---------- Recorded information ----------
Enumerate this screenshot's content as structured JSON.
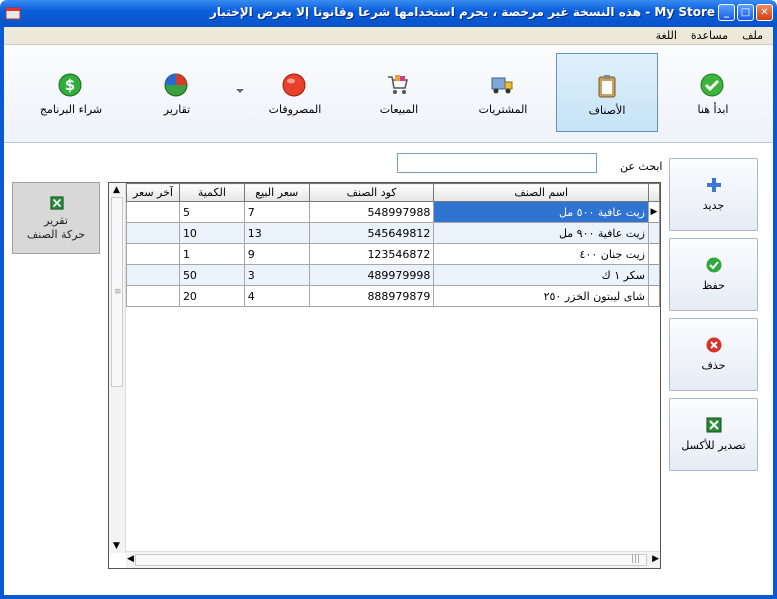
{
  "window": {
    "title": "My Store - هذه النسخة غير مرخصة ، يحرم استخدامها شرعا وقانونا إلا بغرض الإختبار",
    "buttons": {
      "minimize": "_",
      "maximize": "□",
      "close": "✕"
    }
  },
  "menu": [
    "ملف",
    "مساعدة",
    "اللغة"
  ],
  "ribbon": [
    {
      "key": "start",
      "label": "ابدأ هنا",
      "icon": "check-circle-icon",
      "active": false
    },
    {
      "key": "items",
      "label": "الأصناف",
      "icon": "clipboard-icon",
      "active": true
    },
    {
      "key": "purchases",
      "label": "المشتريات",
      "icon": "truck-icon",
      "active": false
    },
    {
      "key": "sales",
      "label": "المبيعات",
      "icon": "shopping-cart-icon",
      "active": false
    },
    {
      "key": "expenses",
      "label": "المصروفات",
      "icon": "red-ball-icon",
      "active": false
    },
    {
      "key": "reports",
      "label": "تقارير",
      "icon": "pie-chart-icon",
      "active": false
    },
    {
      "key": "buy",
      "label": "شراء البرنامج",
      "icon": "dollar-icon",
      "active": false
    }
  ],
  "actions": [
    {
      "key": "new",
      "label": "جديد",
      "icon": "plus-icon"
    },
    {
      "key": "save",
      "label": "حفظ",
      "icon": "check-icon"
    },
    {
      "key": "delete",
      "label": "حذف",
      "icon": "x-circle-icon"
    },
    {
      "key": "export",
      "label": "تصدير للأكسل",
      "icon": "excel-icon"
    }
  ],
  "search": {
    "label": "ابحث عن",
    "value": ""
  },
  "report_button": {
    "label_line1": "تقرير",
    "label_line2": "حركة الصنف",
    "icon": "excel-icon"
  },
  "table": {
    "columns": [
      "آخر سعر",
      "الكمية",
      "سعر البيع",
      "كود الصنف",
      "اسم الصنف"
    ],
    "rows": [
      {
        "last_price": "",
        "qty": "5",
        "price": "7",
        "code": "548997988",
        "name": "زيت عافية ٥٠٠ مل"
      },
      {
        "last_price": "",
        "qty": "10",
        "price": "13",
        "code": "545649812",
        "name": "زيت عافية ٩٠٠ مل"
      },
      {
        "last_price": "",
        "qty": "1",
        "price": "9",
        "code": "123546872",
        "name": "زيت جنان ٤٠٠"
      },
      {
        "last_price": "",
        "qty": "50",
        "price": "3",
        "code": "489979998",
        "name": "سكر ١ ك"
      },
      {
        "last_price": "",
        "qty": "20",
        "price": "4",
        "code": "888979879",
        "name": "شاى ليبتون الخزر ٢٥٠"
      }
    ],
    "selected_row": 0
  }
}
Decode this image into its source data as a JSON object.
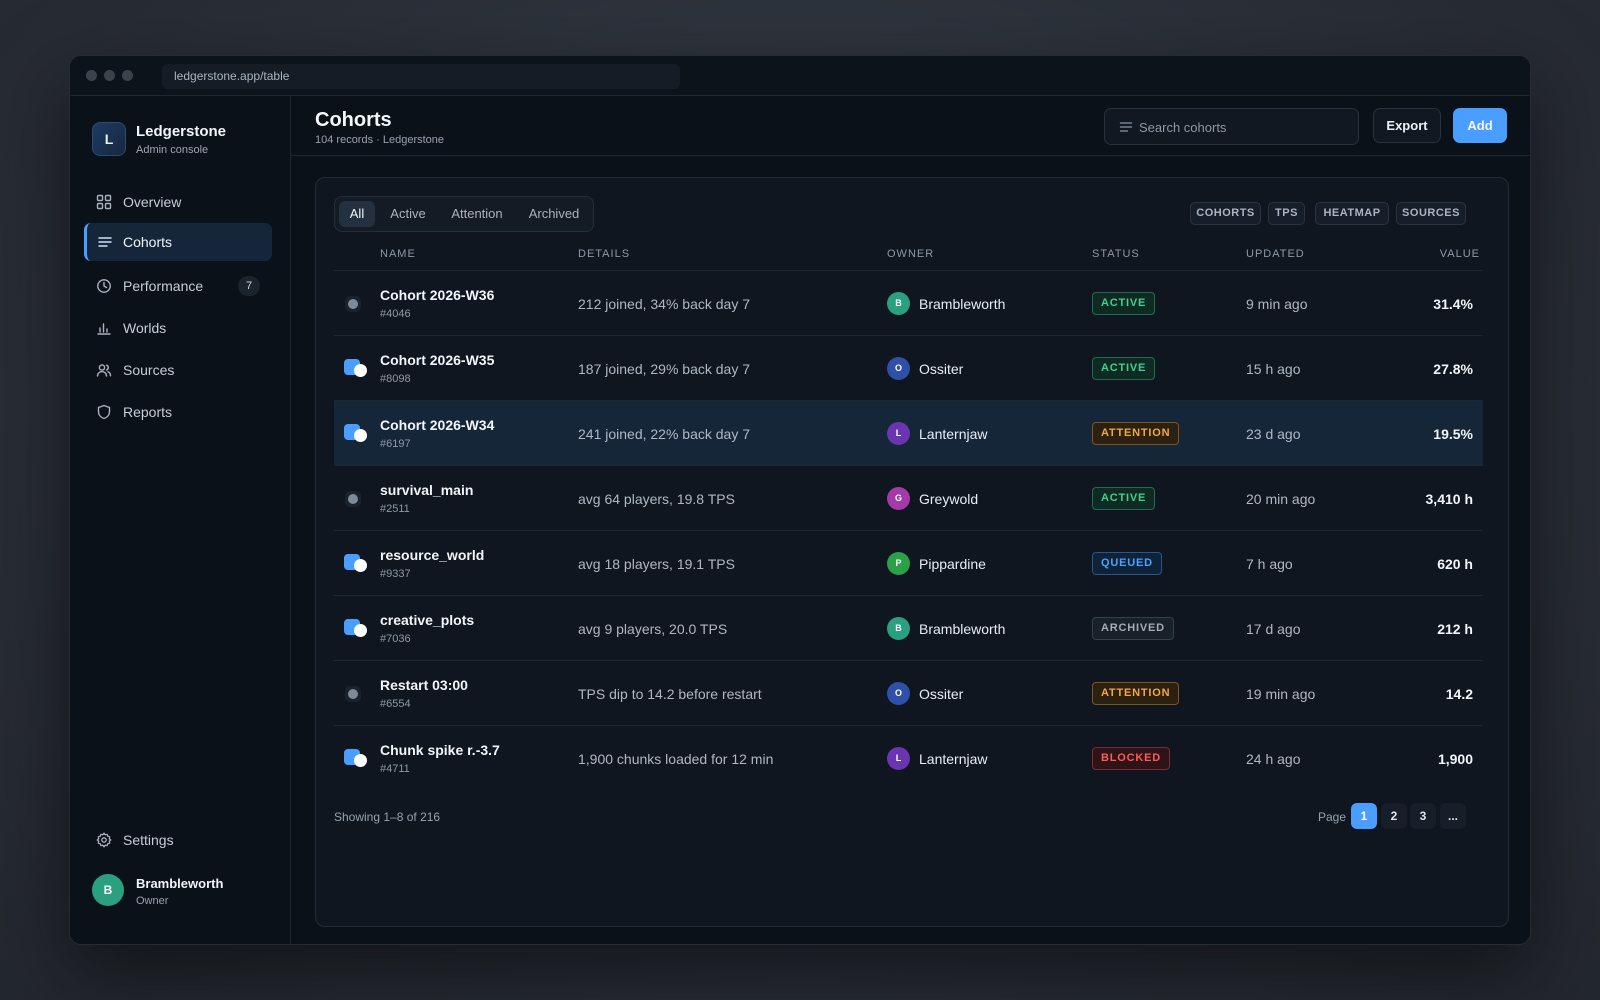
{
  "browser": {
    "url": "ledgerstone.app/table"
  },
  "brand": {
    "logo_letter": "L",
    "name": "Ledgerstone",
    "subtitle": "Admin console"
  },
  "sidebar": {
    "items": [
      {
        "label": "Overview",
        "icon": "grid-icon"
      },
      {
        "label": "Cohorts",
        "icon": "list-icon",
        "active": true
      },
      {
        "label": "Performance",
        "icon": "clock-icon",
        "badge": "7"
      },
      {
        "label": "Worlds",
        "icon": "bar-chart-icon"
      },
      {
        "label": "Sources",
        "icon": "users-icon"
      },
      {
        "label": "Reports",
        "icon": "shield-icon"
      }
    ],
    "settings_label": "Settings"
  },
  "user": {
    "initial": "B",
    "name": "Brambleworth",
    "role": "Owner"
  },
  "header": {
    "title": "Cohorts",
    "subtitle": "104 records · Ledgerstone",
    "search_placeholder": "Search cohorts",
    "export_label": "Export",
    "add_label": "Add"
  },
  "filters": {
    "tabs": [
      "All",
      "Active",
      "Attention",
      "Archived"
    ],
    "active_tab": "All"
  },
  "chips": [
    "COHORTS",
    "TPS",
    "HEATMAP",
    "SOURCES"
  ],
  "table": {
    "columns": [
      "NAME",
      "DETAILS",
      "OWNER",
      "STATUS",
      "UPDATED",
      "VALUE"
    ],
    "rows": [
      {
        "name": "Cohort 2026-W36",
        "id": "#4046",
        "details": "212 joined, 34% back day 7",
        "owner_initial": "B",
        "owner": "Brambleworth",
        "status": "ACTIVE",
        "updated": "9 min ago",
        "value": "31.4%",
        "checked": false,
        "selected": false
      },
      {
        "name": "Cohort 2026-W35",
        "id": "#8098",
        "details": "187 joined, 29% back day 7",
        "owner_initial": "O",
        "owner": "Ossiter",
        "status": "ACTIVE",
        "updated": "15 h ago",
        "value": "27.8%",
        "checked": true,
        "selected": false
      },
      {
        "name": "Cohort 2026-W34",
        "id": "#6197",
        "details": "241 joined, 22% back day 7",
        "owner_initial": "L",
        "owner": "Lanternjaw",
        "status": "ATTENTION",
        "updated": "23 d ago",
        "value": "19.5%",
        "checked": true,
        "selected": true
      },
      {
        "name": "survival_main",
        "id": "#2511",
        "details": "avg 64 players, 19.8 TPS",
        "owner_initial": "G",
        "owner": "Greywold",
        "status": "ACTIVE",
        "updated": "20 min ago",
        "value": "3,410 h",
        "checked": false,
        "selected": false
      },
      {
        "name": "resource_world",
        "id": "#9337",
        "details": "avg 18 players, 19.1 TPS",
        "owner_initial": "P",
        "owner": "Pippardine",
        "status": "QUEUED",
        "updated": "7 h ago",
        "value": "620 h",
        "checked": true,
        "selected": false
      },
      {
        "name": "creative_plots",
        "id": "#7036",
        "details": "avg 9 players, 20.0 TPS",
        "owner_initial": "B",
        "owner": "Brambleworth",
        "status": "ARCHIVED",
        "updated": "17 d ago",
        "value": "212 h",
        "checked": true,
        "selected": false
      },
      {
        "name": "Restart 03:00",
        "id": "#6554",
        "details": "TPS dip to 14.2 before restart",
        "owner_initial": "O",
        "owner": "Ossiter",
        "status": "ATTENTION",
        "updated": "19 min ago",
        "value": "14.2",
        "checked": false,
        "selected": false
      },
      {
        "name": "Chunk spike r.-3.7",
        "id": "#4711",
        "details": "1,900 chunks loaded for 12 min",
        "owner_initial": "L",
        "owner": "Lanternjaw",
        "status": "BLOCKED",
        "updated": "24 h ago",
        "value": "1,900",
        "checked": true,
        "selected": false
      }
    ]
  },
  "footer": {
    "showing": "Showing 1–8 of 216",
    "page_label": "Page",
    "pages": [
      "1",
      "2",
      "3",
      "..."
    ],
    "current_page": "1"
  },
  "colors": {
    "accent": "#4a9eff",
    "avatar": {
      "B": "#2aa080",
      "O": "#2f4fa8",
      "L": "#6a35b0",
      "G": "#a33aa8",
      "P": "#2aa048"
    },
    "status": {
      "ACTIVE": {
        "fg": "#3fd18f",
        "bg": "#0f2a22",
        "border": "#1f6b4e"
      },
      "ATTENTION": {
        "fg": "#f2a93b",
        "bg": "#2c2110",
        "border": "#7a5620"
      },
      "QUEUED": {
        "fg": "#4aa3ff",
        "bg": "#0f2238",
        "border": "#24568f"
      },
      "ARCHIVED": {
        "fg": "#a3adb9",
        "bg": "#18202a",
        "border": "#36404d"
      },
      "BLOCKED": {
        "fg": "#ff5a5a",
        "bg": "#2e1417",
        "border": "#7d2a30"
      }
    }
  }
}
----------
[What to produce]:
Leave out all pictures, then copy the remaining material exactly.

[Written solution]:
Enumerate this screenshot's content as structured JSON.
{
  "window": {
    "title": "My Store - هذه النسخة غير مرخصة ، يحرم استخدامها شرعا وقانونا إلا بغرض الإختبار",
    "buttons": {
      "minimize": "_",
      "maximize": "□",
      "close": "✕"
    }
  },
  "menu": [
    "ملف",
    "مساعدة",
    "اللغة"
  ],
  "ribbon": [
    {
      "key": "start",
      "label": "ابدأ هنا",
      "icon": "check-circle-icon",
      "active": false
    },
    {
      "key": "items",
      "label": "الأصناف",
      "icon": "clipboard-icon",
      "active": true
    },
    {
      "key": "purchases",
      "label": "المشتريات",
      "icon": "truck-icon",
      "active": false
    },
    {
      "key": "sales",
      "label": "المبيعات",
      "icon": "shopping-cart-icon",
      "active": false
    },
    {
      "key": "expenses",
      "label": "المصروفات",
      "icon": "red-ball-icon",
      "active": false
    },
    {
      "key": "reports",
      "label": "تقارير",
      "icon": "pie-chart-icon",
      "active": false
    },
    {
      "key": "buy",
      "label": "شراء البرنامج",
      "icon": "dollar-icon",
      "active": false
    }
  ],
  "actions": [
    {
      "key": "new",
      "label": "جديد",
      "icon": "plus-icon"
    },
    {
      "key": "save",
      "label": "حفظ",
      "icon": "check-icon"
    },
    {
      "key": "delete",
      "label": "حذف",
      "icon": "x-circle-icon"
    },
    {
      "key": "export",
      "label": "تصدير للأكسل",
      "icon": "excel-icon"
    }
  ],
  "search": {
    "label": "ابحث عن",
    "value": ""
  },
  "report_button": {
    "label_line1": "تقرير",
    "label_line2": "حركة الصنف",
    "icon": "excel-icon"
  },
  "table": {
    "columns": [
      "آخر سعر",
      "الكمية",
      "سعر البيع",
      "كود الصنف",
      "اسم الصنف"
    ],
    "rows": [
      {
        "last_price": "",
        "qty": "5",
        "price": "7",
        "code": "548997988",
        "name": "زيت عافية ٥٠٠ مل"
      },
      {
        "last_price": "",
        "qty": "10",
        "price": "13",
        "code": "545649812",
        "name": "زيت عافية ٩٠٠ مل"
      },
      {
        "last_price": "",
        "qty": "1",
        "price": "9",
        "code": "123546872",
        "name": "زيت جنان ٤٠٠"
      },
      {
        "last_price": "",
        "qty": "50",
        "price": "3",
        "code": "489979998",
        "name": "سكر ١ ك"
      },
      {
        "last_price": "",
        "qty": "20",
        "price": "4",
        "code": "888979879",
        "name": "شاى ليبتون الخزر ٢٥٠"
      }
    ],
    "selected_row": 0
  }
}
Decode this image into its source data as a JSON object.
{
  "browser": {
    "url": "ledgerstone.app/table"
  },
  "brand": {
    "logo_letter": "L",
    "name": "Ledgerstone",
    "subtitle": "Admin console"
  },
  "sidebar": {
    "items": [
      {
        "label": "Overview",
        "icon": "grid-icon"
      },
      {
        "label": "Cohorts",
        "icon": "list-icon",
        "active": true
      },
      {
        "label": "Performance",
        "icon": "clock-icon",
        "badge": "7"
      },
      {
        "label": "Worlds",
        "icon": "bar-chart-icon"
      },
      {
        "label": "Sources",
        "icon": "users-icon"
      },
      {
        "label": "Reports",
        "icon": "shield-icon"
      }
    ],
    "settings_label": "Settings"
  },
  "user": {
    "initial": "B",
    "name": "Brambleworth",
    "role": "Owner"
  },
  "header": {
    "title": "Cohorts",
    "subtitle": "104 records · Ledgerstone",
    "search_placeholder": "Search cohorts",
    "export_label": "Export",
    "add_label": "Add"
  },
  "filters": {
    "tabs": [
      "All",
      "Active",
      "Attention",
      "Archived"
    ],
    "active_tab": "All"
  },
  "chips": [
    "COHORTS",
    "TPS",
    "HEATMAP",
    "SOURCES"
  ],
  "table": {
    "columns": [
      "NAME",
      "DETAILS",
      "OWNER",
      "STATUS",
      "UPDATED",
      "VALUE"
    ],
    "rows": [
      {
        "name": "Cohort 2026-W36",
        "id": "#4046",
        "details": "212 joined, 34% back day 7",
        "owner_initial": "B",
        "owner": "Brambleworth",
        "status": "ACTIVE",
        "updated": "9 min ago",
        "value": "31.4%",
        "checked": false,
        "selected": false
      },
      {
        "name": "Cohort 2026-W35",
        "id": "#8098",
        "details": "187 joined, 29% back day 7",
        "owner_initial": "O",
        "owner": "Ossiter",
        "status": "ACTIVE",
        "updated": "15 h ago",
        "value": "27.8%",
        "checked": true,
        "selected": false
      },
      {
        "name": "Cohort 2026-W34",
        "id": "#6197",
        "details": "241 joined, 22% back day 7",
        "owner_initial": "L",
        "owner": "Lanternjaw",
        "status": "ATTENTION",
        "updated": "23 d ago",
        "value": "19.5%",
        "checked": true,
        "selected": true
      },
      {
        "name": "survival_main",
        "id": "#2511",
        "details": "avg 64 players, 19.8 TPS",
        "owner_initial": "G",
        "owner": "Greywold",
        "status": "ACTIVE",
        "updated": "20 min ago",
        "value": "3,410 h",
        "checked": false,
        "selected": false
      },
      {
        "name": "resource_world",
        "id": "#9337",
        "details": "avg 18 players, 19.1 TPS",
        "owner_initial": "P",
        "owner": "Pippardine",
        "status": "QUEUED",
        "updated": "7 h ago",
        "value": "620 h",
        "checked": true,
        "selected": false
      },
      {
        "name": "creative_plots",
        "id": "#7036",
        "details": "avg 9 players, 20.0 TPS",
        "owner_initial": "B",
        "owner": "Brambleworth",
        "status": "ARCHIVED",
        "updated": "17 d ago",
        "value": "212 h",
        "checked": true,
        "selected": false
      },
      {
        "name": "Restart 03:00",
        "id": "#6554",
        "details": "TPS dip to 14.2 before restart",
        "owner_initial": "O",
        "owner": "Ossiter",
        "status": "ATTENTION",
        "updated": "19 min ago",
        "value": "14.2",
        "checked": false,
        "selected": false
      },
      {
        "name": "Chunk spike r.-3.7",
        "id": "#4711",
        "details": "1,900 chunks loaded for 12 min",
        "owner_initial": "L",
        "owner": "Lanternjaw",
        "status": "BLOCKED",
        "updated": "24 h ago",
        "value": "1,900",
        "checked": true,
        "selected": false
      }
    ]
  },
  "footer": {
    "showing": "Showing 1–8 of 216",
    "page_label": "Page",
    "pages": [
      "1",
      "2",
      "3",
      "..."
    ],
    "current_page": "1"
  },
  "colors": {
    "accent": "#4a9eff",
    "avatar": {
      "B": "#2aa080",
      "O": "#2f4fa8",
      "L": "#6a35b0",
      "G": "#a33aa8",
      "P": "#2aa048"
    },
    "status": {
      "ACTIVE": {
        "fg": "#3fd18f",
        "bg": "#0f2a22",
        "border": "#1f6b4e"
      },
      "ATTENTION": {
        "fg": "#f2a93b",
        "bg": "#2c2110",
        "border": "#7a5620"
      },
      "QUEUED": {
        "fg": "#4aa3ff",
        "bg": "#0f2238",
        "border": "#24568f"
      },
      "ARCHIVED": {
        "fg": "#a3adb9",
        "bg": "#18202a",
        "border": "#36404d"
      },
      "BLOCKED": {
        "fg": "#ff5a5a",
        "bg": "#2e1417",
        "border": "#7d2a30"
      }
    }
  }
}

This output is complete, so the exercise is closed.